» PROVIDED MATERIAL
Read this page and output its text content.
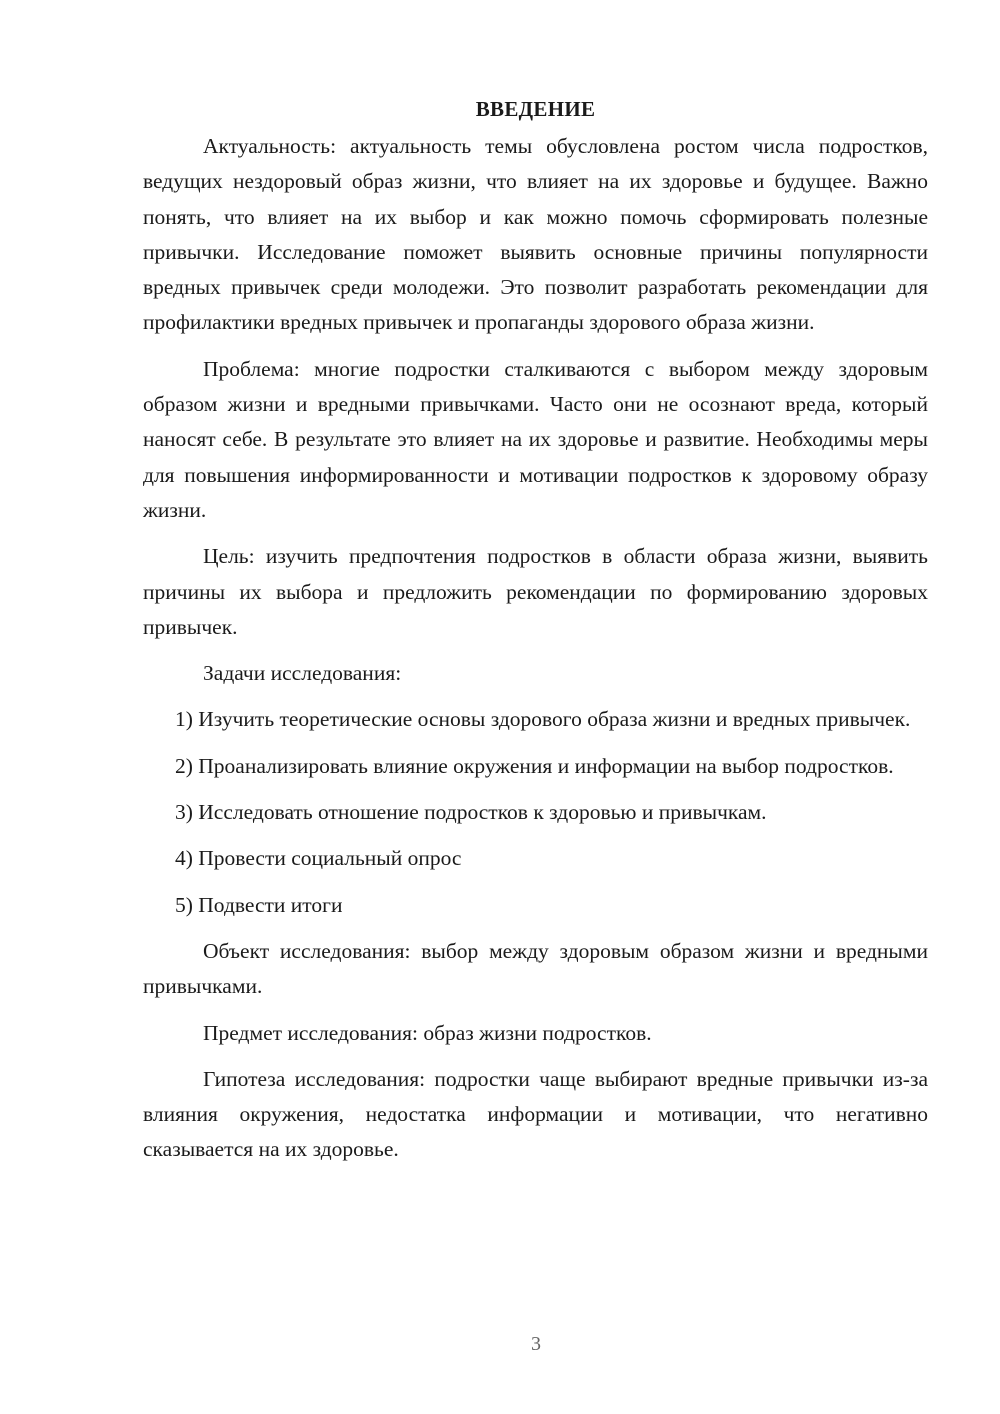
ВВЕДЕНИЕ

Актуальность: актуальность темы обусловлена ростом числа подростков, ведущих нездоровый образ жизни, что влияет на их здоровье и будущее. Важно понять, что влияет на их выбор и как можно помочь сформировать полезные привычки. Исследование поможет выявить основные причины популярности вредных привычек среди молодежи. Это позволит разработать рекомендации для профилактики вредных привычек и пропаганды здорового образа жизни.

Проблема: многие подростки сталкиваются с выбором между здоровым образом жизни и вредными привычками. Часто они не осознают вреда, который наносят себе. В результате это влияет на их здоровье и развитие. Необходимы меры для повышения информированности и мотивации подростков к здоровому образу жизни.

Цель: изучить предпочтения подростков в области образа жизни, выявить причины их выбора и предложить рекомендации по формированию здоровых привычек.

Задачи исследования:

1) Изучить теоретические основы здорового образа жизни и вредных привычек.

2) Проанализировать влияние окружения и информации на выбор подростков.

3) Исследовать отношение подростков к здоровью и привычкам.

4) Провести социальный опрос

5) Подвести итоги

Объект исследования: выбор между здоровым образом жизни и вредными привычками.

Предмет исследования: образ жизни подростков.

Гипотеза исследования: подростки чаще выбирают вредные привычки из-за влияния окружения, недостатка информации и мотивации, что негативно сказывается на их здоровье.

3
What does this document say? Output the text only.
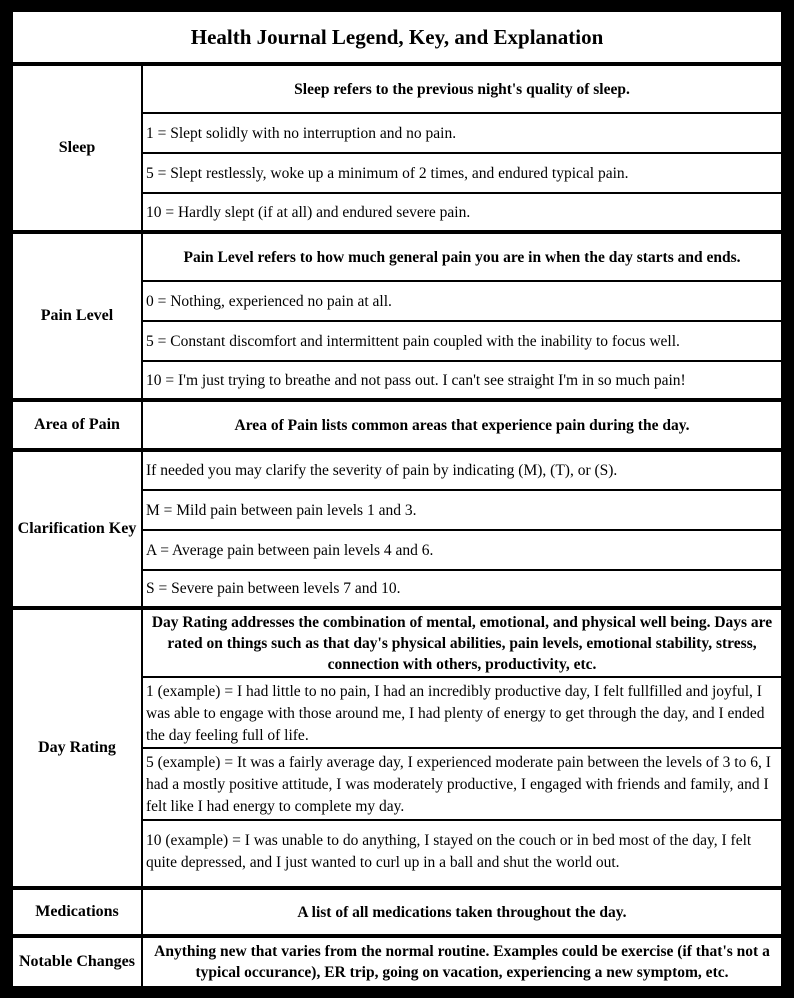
Health Journal Legend, Key, and Explanation
Sleep
Sleep refers to the previous night's quality of sleep.
1 = Slept solidly with no interruption and no pain.
5 = Slept restlessly, woke up a minimum of 2 times, and endured typical pain.
10 = Hardly slept (if at all) and endured severe pain.
Pain Level
Pain Level refers to how much general pain you are in when the day starts and ends.
0 = Nothing, experienced no pain at all.
5 = Constant discomfort and intermittent pain coupled with the inability to focus well.
10 = I'm just trying to breathe and not pass out. I can't see straight I'm in so much pain!
Area of Pain	Area of Pain lists common areas that experience pain during the day.
Clarification Key
If needed you may clarify the severity of pain by indicating (M), (T), or (S).
M = Mild pain between pain levels 1 and 3.
A = Average pain between pain levels 4 and 6.
S = Severe pain between levels 7 and 10.
Day Rating
Day Rating addresses the combination of mental, emotional, and physical well being. Days are rated on things such as that day's physical abilities, pain levels, emotional stability, stress, connection with others, productivity, etc.
1 (example) = I had little to no pain, I had an incredibly productive day, I felt fullfilled and joyful, I was able to engage with those around me, I had plenty of energy to get through the day, and I ended the day feeling full of life.
5 (example) = It was a fairly average day, I experienced moderate pain between the levels of 3 to 6, I had a mostly positive attitude, I was moderately productive, I engaged with friends and family, and I felt like I had energy to complete my day.
10 (example) = I was unable to do anything, I stayed on the couch or in bed most of the day, I felt quite depressed, and I just wanted to curl up in a ball and shut the world out.
Medications	A list of all medications taken throughout the day.
Notable Changes
Anything new that varies from the normal routine. Examples could be exercise (if that's not a typical occurance), ER trip, going on vacation, experiencing a new symptom, etc.
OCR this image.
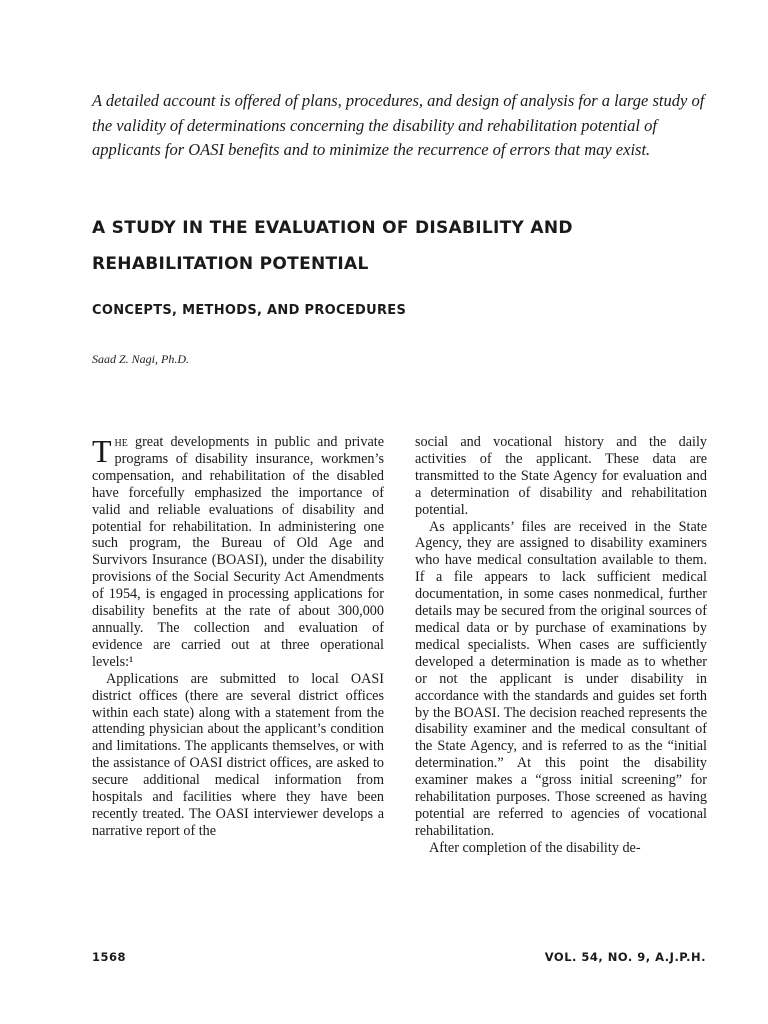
A detailed account is offered of plans, procedures, and design of analysis for a large study of the validity of determinations concerning the disability and rehabilitation potential of applicants for OASI benefits and to minimize the recurrence of errors that may exist.

A STUDY IN THE EVALUATION OF DISABILITY AND REHABILITATION POTENTIAL
CONCEPTS, METHODS, AND PROCEDURES

Saad Z. Nagi, Ph.D.

The great developments in public and private programs of disability insurance, workmen’s compensation, and rehabilitation of the disabled have forcefully emphasized the importance of valid and reliable evaluations of disability and potential for rehabilitation. In administering one such program, the Bureau of Old Age and Survivors Insurance (BOASI), under the disability provisions of the Social Security Act Amendments of 1954, is engaged in processing applications for disability benefits at the rate of about 300,000 annually. The collection and evaluation of evidence are carried out at three operational levels:¹

Applications are submitted to local OASI district offices (there are several district offices within each state) along with a statement from the attending physician about the applicant’s condition and limitations. The applicants themselves, or with the assistance of OASI district offices, are asked to secure additional medical information from hospitals and facilities where they have been recently treated. The OASI interviewer develops a narrative report of the

social and vocational history and the daily activities of the applicant. These data are transmitted to the State Agency for evaluation and a determination of disability and rehabilitation potential.

As applicants’ files are received in the State Agency, they are assigned to disability examiners who have medical consultation available to them. If a file appears to lack sufficient medical documentation, in some cases nonmedical, further details may be secured from the original sources of medical data or by purchase of examinations by medical specialists. When cases are sufficiently developed a determination is made as to whether or not the applicant is under disability in accordance with the standards and guides set forth by the BOASI. The decision reached represents the disability examiner and the medical consultant of the State Agency, and is referred to as the “initial determination.” At this point the disability examiner makes a “gross initial screening” for rehabilitation purposes. Those screened as having potential are referred to agencies of vocational rehabilitation.

After completion of the disability de-

1568	VOL. 54, NO. 9, A.J.P.H.
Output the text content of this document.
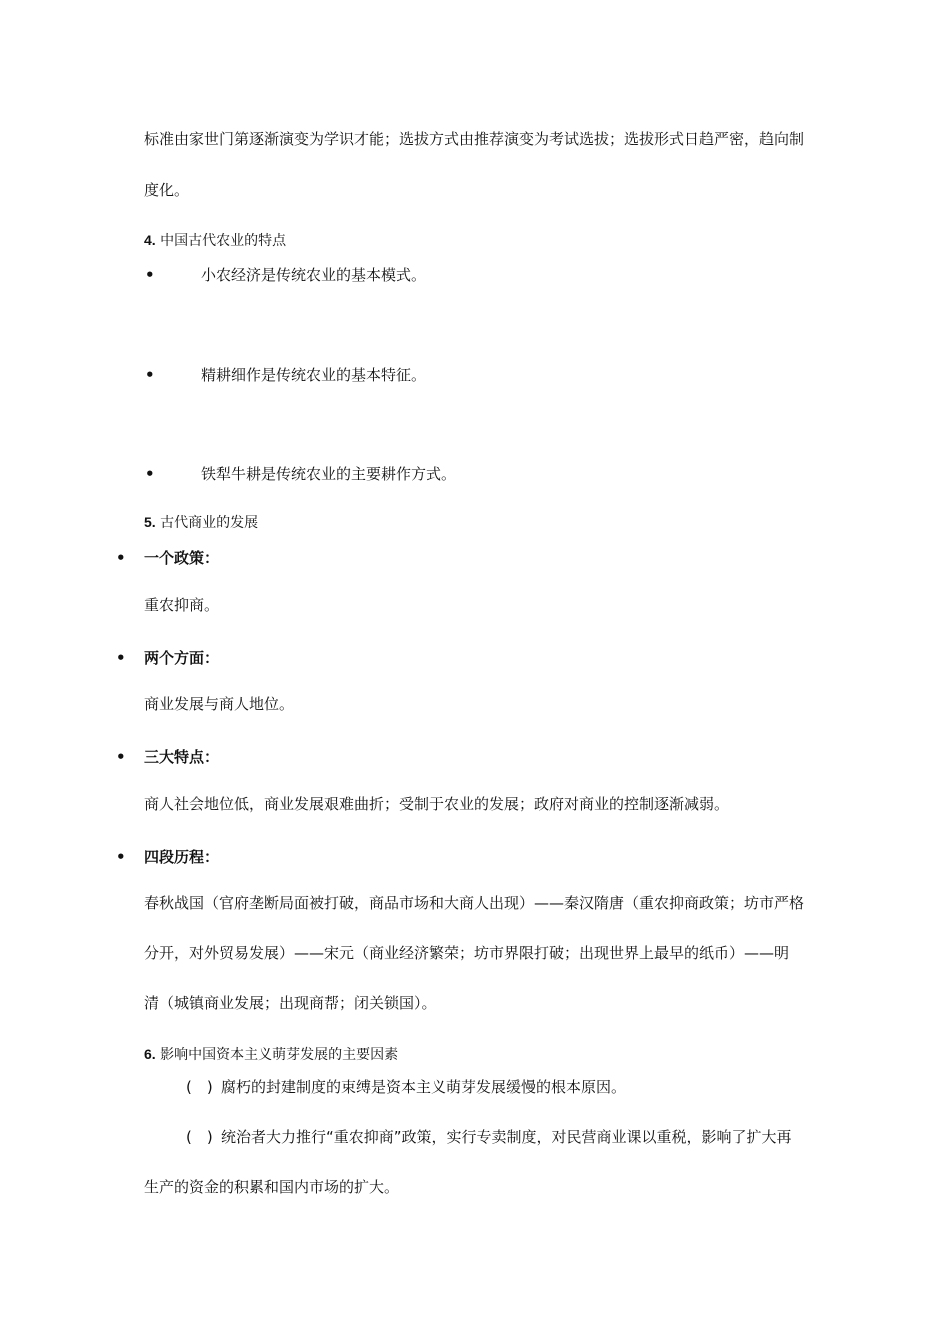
标准由家世门第逐渐演变为学识才能；选拔方式由推荐演变为考试选拔；选拔形式日趋严密，趋向制
度化。
4. 中国古代农业的特点
•	小农经济是传统农业的基本模式。
•	精耕细作是传统农业的基本特征。
•	铁犁牛耕是传统农业的主要耕作方式。
5. 古代商业的发展
• 一个政策：
重农抑商。
• 两个方面：
商业发展与商人地位。
• 三大特点：
商人社会地位低，商业发展艰难曲折；受制于农业的发展；政府对商业的控制逐渐减弱。
• 四段历程：
春秋战国（官府垄断局面被打破，商品市场和大商人出现）——秦汉隋唐（重农抑商政策；坊市严格
分开，对外贸易发展）——宋元（商业经济繁荣；坊市界限打破；出现世界上最早的纸币）——明
清（城镇商业发展；出现商帮；闭关锁国）。
6. 影响中国资本主义萌芽发展的主要因素
(　) 腐朽的封建制度的束缚是资本主义萌芽发展缓慢的根本原因。
(　) 统治者大力推行“重农抑商”政策，实行专卖制度，对民营商业课以重税，影响了扩大再
生产的资金的积累和国内市场的扩大。
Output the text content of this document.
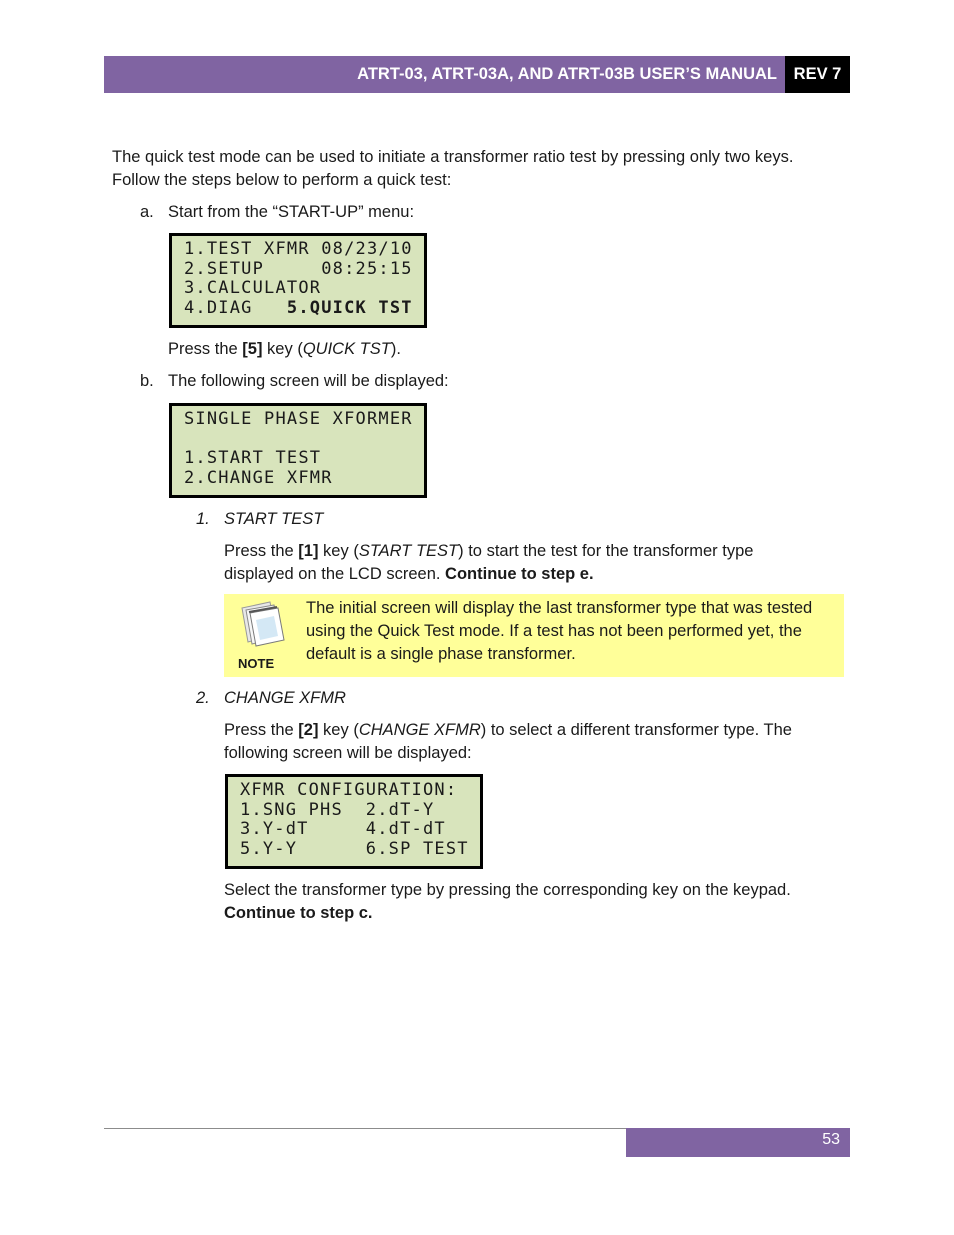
ATRT-03, ATRT-03A, AND ATRT-03B USER’S MANUAL	REV 7
The quick test mode can be used to initiate a transformer ratio test by pressing only two keys.
Follow the steps below to perform a quick test:
a. Start from the “START-UP” menu:
1.TEST XFMR 08/23/10
2.SETUP     08:25:15
3.CALCULATOR
4.DIAG   5.QUICK TST
Press the [5] key (QUICK TST).
b. The following screen will be displayed:
SINGLE PHASE XFORMER
1.START TEST
2.CHANGE XFMR
1. START TEST
Press the [1] key (START TEST) to start the test for the transformer type
displayed on the LCD screen. Continue to step e.
NOTE
The initial screen will display the last transformer type that was tested using the Quick Test mode. If a test has not been performed yet, the default is a single phase transformer.
2. CHANGE XFMR
Press the [2] key (CHANGE XFMR) to select a different transformer type. The
following screen will be displayed:
XFMR CONFIGURATION:
1.SNG PHS  2.dT-Y
3.Y-dT     4.dT-dT
5.Y-Y      6.SP TEST
Select the transformer type by pressing the corresponding key on the keypad.
Continue to step c.
53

» REQUEST
How many of the lines above hold "typical"? Answer with only the number.

» OUTPUT FOR THIS TASK
2